### What is expected
An exact copy of all the data is required, with pictures left out.

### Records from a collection
►

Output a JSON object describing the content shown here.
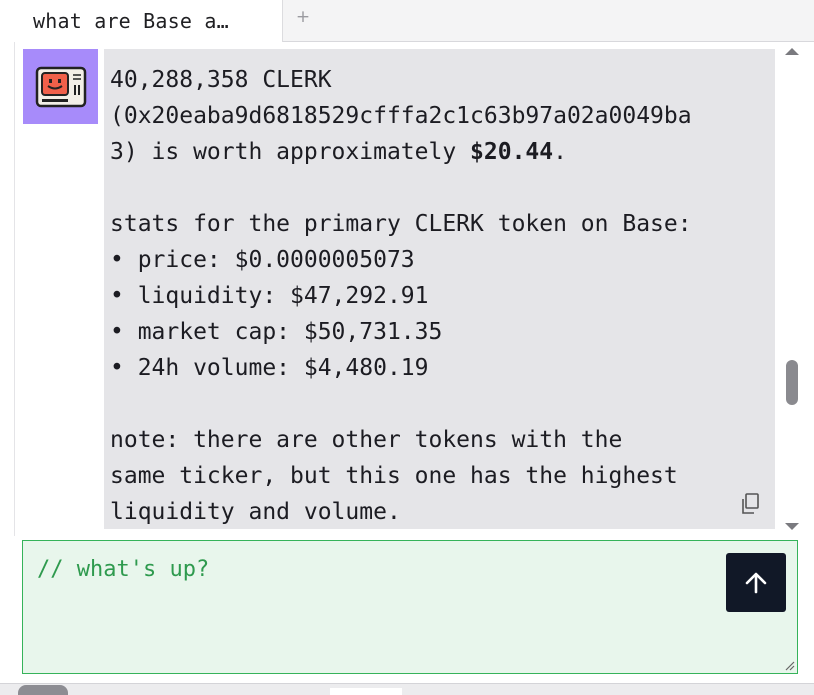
{
  "tab": {
    "title": "what are Base a…",
    "add_label": "+"
  },
  "avatar": {
    "icon": "robot-computer-icon"
  },
  "message": {
    "line1": "40,288,358 CLERK",
    "line2": "(0x20eaba9d6818529cfffa2c1c63b97a02a0049ba",
    "line3_prefix": "3) is worth approximately ",
    "line3_amount": "$20.44",
    "line3_suffix": ".",
    "stats_heading": "stats for the primary CLERK token on Base:",
    "stats": [
      "• price: $0.0000005073",
      "• liquidity: $47,292.91",
      "• market cap: $50,731.35",
      "• 24h volume: $4,480.19"
    ],
    "note_line1": "note: there are other tokens with the",
    "note_line2": "same ticker, but this one has the highest",
    "note_line3": "liquidity and volume."
  },
  "composer": {
    "placeholder": "// what's up?"
  },
  "colors": {
    "accent_green": "#35b35a",
    "send_bg": "#111827",
    "avatar_bg": "#a78bfa",
    "bubble_bg": "#e5e5e8"
  }
}
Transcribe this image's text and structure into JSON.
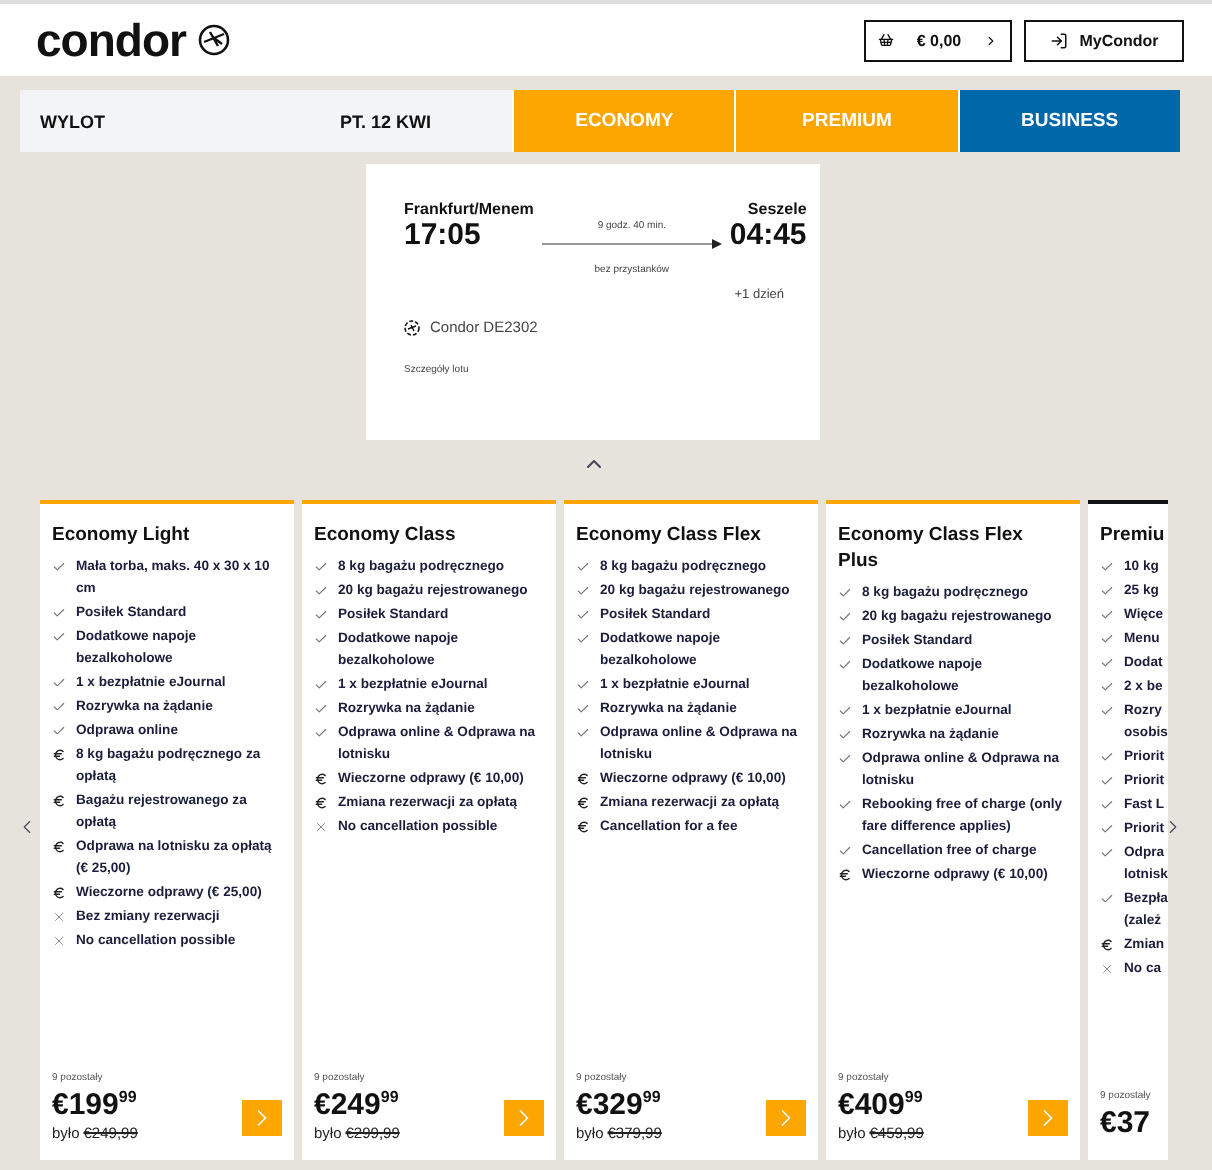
{
  "header": {
    "logo": "condor",
    "cart": {
      "amount": "€ 0,00"
    },
    "account_button": "MyCondor"
  },
  "fare_bar": {
    "label": "WYLOT",
    "date": "PT. 12 KWI",
    "tabs": [
      {
        "label": "ECONOMY",
        "color": "#fda500"
      },
      {
        "label": "PREMIUM",
        "color": "#fda500"
      },
      {
        "label": "BUSINESS",
        "color": "#0068a9"
      }
    ]
  },
  "flight": {
    "from_city": "Frankfurt/Menem",
    "from_time": "17:05",
    "duration": "9 godz. 40 min.",
    "stops": "bez przystanków",
    "to_city": "Seszele",
    "to_time": "04:45",
    "day_offset": "+1 dzień",
    "flight_number": "Condor DE2302",
    "details_link": "Szczegóły lotu"
  },
  "fares": [
    {
      "title": "Economy Light",
      "color": "#fda500",
      "items": [
        {
          "kind": "included",
          "text": "Mała torba, maks. 40 x 30 x 10 cm"
        },
        {
          "kind": "included",
          "text": "Posiłek Standard"
        },
        {
          "kind": "included",
          "text": "Dodatkowe napoje bezalkoholowe"
        },
        {
          "kind": "included",
          "text": "1 x bezpłatnie eJournal"
        },
        {
          "kind": "included",
          "text": "Rozrywka na żądanie"
        },
        {
          "kind": "included",
          "text": "Odprawa online"
        },
        {
          "kind": "paid",
          "text": "8 kg bagażu podręcznego za opłatą"
        },
        {
          "kind": "paid",
          "text": "Bagażu rejestrowanego za opłatą"
        },
        {
          "kind": "paid",
          "text": "Odprawa na lotnisku za opłatą (€ 25,00)"
        },
        {
          "kind": "paid",
          "text": "Wieczorne odprawy (€ 25,00)"
        },
        {
          "kind": "excluded",
          "text": "Bez zmiany rezerwacji"
        },
        {
          "kind": "excluded",
          "text": "No cancellation possible"
        }
      ],
      "remaining": "9 pozostały",
      "price": "€199",
      "cents": "99",
      "was_label": "było",
      "was_price": "€249,99"
    },
    {
      "title": "Economy Class",
      "color": "#fda500",
      "items": [
        {
          "kind": "included",
          "text": "8 kg bagażu podręcznego"
        },
        {
          "kind": "included",
          "text": "20 kg bagażu rejestrowanego"
        },
        {
          "kind": "included",
          "text": "Posiłek Standard"
        },
        {
          "kind": "included",
          "text": "Dodatkowe napoje bezalkoholowe"
        },
        {
          "kind": "included",
          "text": "1 x bezpłatnie eJournal"
        },
        {
          "kind": "included",
          "text": "Rozrywka na żądanie"
        },
        {
          "kind": "included",
          "text": "Odprawa online & Odprawa na lotnisku"
        },
        {
          "kind": "paid",
          "text": "Wieczorne odprawy (€ 10,00)"
        },
        {
          "kind": "paid",
          "text": "Zmiana rezerwacji za opłatą"
        },
        {
          "kind": "excluded",
          "text": "No cancellation possible"
        }
      ],
      "remaining": "9 pozostały",
      "price": "€249",
      "cents": "99",
      "was_label": "było",
      "was_price": "€299,99"
    },
    {
      "title": "Economy Class Flex",
      "color": "#fda500",
      "items": [
        {
          "kind": "included",
          "text": "8 kg bagażu podręcznego"
        },
        {
          "kind": "included",
          "text": "20 kg bagażu rejestrowanego"
        },
        {
          "kind": "included",
          "text": "Posiłek Standard"
        },
        {
          "kind": "included",
          "text": "Dodatkowe napoje bezalkoholowe"
        },
        {
          "kind": "included",
          "text": "1 x bezpłatnie eJournal"
        },
        {
          "kind": "included",
          "text": "Rozrywka na żądanie"
        },
        {
          "kind": "included",
          "text": "Odprawa online & Odprawa na lotnisku"
        },
        {
          "kind": "paid",
          "text": "Wieczorne odprawy (€ 10,00)"
        },
        {
          "kind": "paid",
          "text": "Zmiana rezerwacji za opłatą"
        },
        {
          "kind": "paid",
          "text": "Cancellation for a fee"
        }
      ],
      "remaining": "9 pozostały",
      "price": "€329",
      "cents": "99",
      "was_label": "było",
      "was_price": "€379,99"
    },
    {
      "title": "Economy Class Flex Plus",
      "color": "#fda500",
      "items": [
        {
          "kind": "included",
          "text": "8 kg bagażu podręcznego"
        },
        {
          "kind": "included",
          "text": "20 kg bagażu rejestrowanego"
        },
        {
          "kind": "included",
          "text": "Posiłek Standard"
        },
        {
          "kind": "included",
          "text": "Dodatkowe napoje bezalkoholowe"
        },
        {
          "kind": "included",
          "text": "1 x bezpłatnie eJournal"
        },
        {
          "kind": "included",
          "text": "Rozrywka na żądanie"
        },
        {
          "kind": "included",
          "text": "Odprawa online & Odprawa na lotnisku"
        },
        {
          "kind": "included",
          "text": "Rebooking free of charge (only fare difference applies)"
        },
        {
          "kind": "included",
          "text": "Cancellation free of charge"
        },
        {
          "kind": "paid",
          "text": "Wieczorne odprawy (€ 10,00)"
        }
      ],
      "remaining": "9 pozostały",
      "price": "€409",
      "cents": "99",
      "was_label": "było",
      "was_price": "€459,99"
    },
    {
      "title": "Premiu",
      "color": "#111111",
      "items": [
        {
          "kind": "included",
          "text": "10 kg"
        },
        {
          "kind": "included",
          "text": "25 kg"
        },
        {
          "kind": "included",
          "text": "Więce"
        },
        {
          "kind": "included",
          "text": "Menu"
        },
        {
          "kind": "included",
          "text": "Dodat"
        },
        {
          "kind": "included",
          "text": "2 x be"
        },
        {
          "kind": "included",
          "text": "Rozry\nosobis"
        },
        {
          "kind": "included",
          "text": "Priorit"
        },
        {
          "kind": "included",
          "text": "Priorit"
        },
        {
          "kind": "included",
          "text": "Fast L"
        },
        {
          "kind": "included",
          "text": "Priorit"
        },
        {
          "kind": "included",
          "text": "Odpra\nlotnisk"
        },
        {
          "kind": "included",
          "text": "Bezpła\n(zależ"
        },
        {
          "kind": "paid",
          "text": "Zmian"
        },
        {
          "kind": "excluded",
          "text": "No ca"
        }
      ],
      "remaining": "9 pozostały",
      "price": "€37"
    }
  ]
}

◄

### Task output
Output a JSON object describing the content shown here.
{
  "tab": {
    "title": "what are Base a…",
    "add_label": "+"
  },
  "avatar": {
    "icon": "robot-computer-icon"
  },
  "message": {
    "line1": "40,288,358 CLERK",
    "line2": "(0x20eaba9d6818529cfffa2c1c63b97a02a0049ba",
    "line3_prefix": "3) is worth approximately ",
    "line3_amount": "$20.44",
    "line3_suffix": ".",
    "stats_heading": "stats for the primary CLERK token on Base:",
    "stats": [
      "• price: $0.0000005073",
      "• liquidity: $47,292.91",
      "• market cap: $50,731.35",
      "• 24h volume: $4,480.19"
    ],
    "note_line1": "note: there are other tokens with the",
    "note_line2": "same ticker, but this one has the highest",
    "note_line3": "liquidity and volume."
  },
  "composer": {
    "placeholder": "// what's up?"
  },
  "colors": {
    "accent_green": "#35b35a",
    "send_bg": "#111827",
    "avatar_bg": "#a78bfa",
    "bubble_bg": "#e5e5e8"
  }
}
Transcribe this image's text and structure into JSON.
{
  "header": {
    "logo": "condor",
    "cart": {
      "amount": "€ 0,00"
    },
    "account_button": "MyCondor"
  },
  "fare_bar": {
    "label": "WYLOT",
    "date": "PT. 12 KWI",
    "tabs": [
      {
        "label": "ECONOMY",
        "color": "#fda500"
      },
      {
        "label": "PREMIUM",
        "color": "#fda500"
      },
      {
        "label": "BUSINESS",
        "color": "#0068a9"
      }
    ]
  },
  "flight": {
    "from_city": "Frankfurt/Menem",
    "from_time": "17:05",
    "duration": "9 godz. 40 min.",
    "stops": "bez przystanków",
    "to_city": "Seszele",
    "to_time": "04:45",
    "day_offset": "+1 dzień",
    "flight_number": "Condor DE2302",
    "details_link": "Szczegóły lotu"
  },
  "fares": [
    {
      "title": "Economy Light",
      "color": "#fda500",
      "items": [
        {
          "kind": "included",
          "text": "Mała torba, maks. 40 x 30 x 10 cm"
        },
        {
          "kind": "included",
          "text": "Posiłek Standard"
        },
        {
          "kind": "included",
          "text": "Dodatkowe napoje bezalkoholowe"
        },
        {
          "kind": "included",
          "text": "1 x bezpłatnie eJournal"
        },
        {
          "kind": "included",
          "text": "Rozrywka na żądanie"
        },
        {
          "kind": "included",
          "text": "Odprawa online"
        },
        {
          "kind": "paid",
          "text": "8 kg bagażu podręcznego za opłatą"
        },
        {
          "kind": "paid",
          "text": "Bagażu rejestrowanego za opłatą"
        },
        {
          "kind": "paid",
          "text": "Odprawa na lotnisku za opłatą (€ 25,00)"
        },
        {
          "kind": "paid",
          "text": "Wieczorne odprawy (€ 25,00)"
        },
        {
          "kind": "excluded",
          "text": "Bez zmiany rezerwacji"
        },
        {
          "kind": "excluded",
          "text": "No cancellation possible"
        }
      ],
      "remaining": "9 pozostały",
      "price": "€199",
      "cents": "99",
      "was_label": "było",
      "was_price": "€249,99"
    },
    {
      "title": "Economy Class",
      "color": "#fda500",
      "items": [
        {
          "kind": "included",
          "text": "8 kg bagażu podręcznego"
        },
        {
          "kind": "included",
          "text": "20 kg bagażu rejestrowanego"
        },
        {
          "kind": "included",
          "text": "Posiłek Standard"
        },
        {
          "kind": "included",
          "text": "Dodatkowe napoje bezalkoholowe"
        },
        {
          "kind": "included",
          "text": "1 x bezpłatnie eJournal"
        },
        {
          "kind": "included",
          "text": "Rozrywka na żądanie"
        },
        {
          "kind": "included",
          "text": "Odprawa online & Odprawa na lotnisku"
        },
        {
          "kind": "paid",
          "text": "Wieczorne odprawy (€ 10,00)"
        },
        {
          "kind": "paid",
          "text": "Zmiana rezerwacji za opłatą"
        },
        {
          "kind": "excluded",
          "text": "No cancellation possible"
        }
      ],
      "remaining": "9 pozostały",
      "price": "€249",
      "cents": "99",
      "was_label": "było",
      "was_price": "€299,99"
    },
    {
      "title": "Economy Class Flex",
      "color": "#fda500",
      "items": [
        {
          "kind": "included",
          "text": "8 kg bagażu podręcznego"
        },
        {
          "kind": "included",
          "text": "20 kg bagażu rejestrowanego"
        },
        {
          "kind": "included",
          "text": "Posiłek Standard"
        },
        {
          "kind": "included",
          "text": "Dodatkowe napoje bezalkoholowe"
        },
        {
          "kind": "included",
          "text": "1 x bezpłatnie eJournal"
        },
        {
          "kind": "included",
          "text": "Rozrywka na żądanie"
        },
        {
          "kind": "included",
          "text": "Odprawa online & Odprawa na lotnisku"
        },
        {
          "kind": "paid",
          "text": "Wieczorne odprawy (€ 10,00)"
        },
        {
          "kind": "paid",
          "text": "Zmiana rezerwacji za opłatą"
        },
        {
          "kind": "paid",
          "text": "Cancellation for a fee"
        }
      ],
      "remaining": "9 pozostały",
      "price": "€329",
      "cents": "99",
      "was_label": "było",
      "was_price": "€379,99"
    },
    {
      "title": "Economy Class Flex Plus",
      "color": "#fda500",
      "items": [
        {
          "kind": "included",
          "text": "8 kg bagażu podręcznego"
        },
        {
          "kind": "included",
          "text": "20 kg bagażu rejestrowanego"
        },
        {
          "kind": "included",
          "text": "Posiłek Standard"
        },
        {
          "kind": "included",
          "text": "Dodatkowe napoje bezalkoholowe"
        },
        {
          "kind": "included",
          "text": "1 x bezpłatnie eJournal"
        },
        {
          "kind": "included",
          "text": "Rozrywka na żądanie"
        },
        {
          "kind": "included",
          "text": "Odprawa online & Odprawa na lotnisku"
        },
        {
          "kind": "included",
          "text": "Rebooking free of charge (only fare difference applies)"
        },
        {
          "kind": "included",
          "text": "Cancellation free of charge"
        },
        {
          "kind": "paid",
          "text": "Wieczorne odprawy (€ 10,00)"
        }
      ],
      "remaining": "9 pozostały",
      "price": "€409",
      "cents": "99",
      "was_label": "było",
      "was_price": "€459,99"
    },
    {
      "title": "Premiu",
      "color": "#111111",
      "items": [
        {
          "kind": "included",
          "text": "10 kg"
        },
        {
          "kind": "included",
          "text": "25 kg"
        },
        {
          "kind": "included",
          "text": "Więce"
        },
        {
          "kind": "included",
          "text": "Menu"
        },
        {
          "kind": "included",
          "text": "Dodat"
        },
        {
          "kind": "included",
          "text": "2 x be"
        },
        {
          "kind": "included",
          "text": "Rozry\nosobis"
        },
        {
          "kind": "included",
          "text": "Priorit"
        },
        {
          "kind": "included",
          "text": "Priorit"
        },
        {
          "kind": "included",
          "text": "Fast L"
        },
        {
          "kind": "included",
          "text": "Priorit"
        },
        {
          "kind": "included",
          "text": "Odpra\nlotnisk"
        },
        {
          "kind": "included",
          "text": "Bezpła\n(zależ"
        },
        {
          "kind": "paid",
          "text": "Zmian"
        },
        {
          "kind": "excluded",
          "text": "No ca"
        }
      ],
      "remaining": "9 pozostały",
      "price": "€37"
    }
  ]
}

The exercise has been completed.